__The input__:
※ ※ ※

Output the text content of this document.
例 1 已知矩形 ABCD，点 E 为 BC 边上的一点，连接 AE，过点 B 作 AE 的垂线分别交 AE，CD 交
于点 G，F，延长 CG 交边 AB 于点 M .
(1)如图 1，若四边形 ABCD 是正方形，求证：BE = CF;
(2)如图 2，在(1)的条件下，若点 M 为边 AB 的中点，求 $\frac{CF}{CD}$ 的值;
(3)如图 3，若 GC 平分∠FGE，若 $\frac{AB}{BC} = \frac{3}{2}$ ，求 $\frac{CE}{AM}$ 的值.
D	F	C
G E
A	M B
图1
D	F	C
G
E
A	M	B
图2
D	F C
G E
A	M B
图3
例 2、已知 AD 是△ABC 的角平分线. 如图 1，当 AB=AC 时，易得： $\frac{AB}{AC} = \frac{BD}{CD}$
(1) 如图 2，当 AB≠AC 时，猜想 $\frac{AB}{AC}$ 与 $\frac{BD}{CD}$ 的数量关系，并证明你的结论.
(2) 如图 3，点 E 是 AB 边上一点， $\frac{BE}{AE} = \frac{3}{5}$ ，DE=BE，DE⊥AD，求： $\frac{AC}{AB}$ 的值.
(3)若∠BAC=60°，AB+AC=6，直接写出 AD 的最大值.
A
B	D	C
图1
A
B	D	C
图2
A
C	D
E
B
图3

※ ※ ※

__Problem requirements__: All of the entries must be quoted exactly; please include each one.

__Final answer__:
Output the text content of this document.
例 1 已知矩形 ABCD，点 E 为 BC 边上的一点，连接 AE，过点 B 作 AE 的垂线分别交 AE，CD 交
于点 G，F，延长 CG 交边 AB 于点 M .
(1)如图 1，若四边形 ABCD 是正方形，求证：BE = CF;
(2)如图 2，在(1)的条件下，若点 M 为边 AB 的中点，求 $\frac{CF}{CD}$ 的值;
(3)如图 3，若 GC 平分∠FGE，若 $\frac{AB}{BC} = \frac{3}{2}$ ，求 $\frac{CE}{AM}$ 的值.
D	F	C
G E
A	M B
图1
D	F	C
G
E
A	M	B
图2
D	F C
G E
A	M B
图3
例 2、已知 AD 是△ABC 的角平分线. 如图 1，当 AB=AC 时，易得： $\frac{AB}{AC} = \frac{BD}{CD}$
(1) 如图 2，当 AB≠AC 时，猜想 $\frac{AB}{AC}$ 与 $\frac{BD}{CD}$ 的数量关系，并证明你的结论.
(2) 如图 3，点 E 是 AB 边上一点， $\frac{BE}{AE} = \frac{3}{5}$ ，DE=BE，DE⊥AD，求： $\frac{AC}{AB}$ 的值.
(3)若∠BAC=60°，AB+AC=6，直接写出 AD 的最大值.
A
B	D	C
图1
A
B	D	C
图2
A
C	D
E
B
图3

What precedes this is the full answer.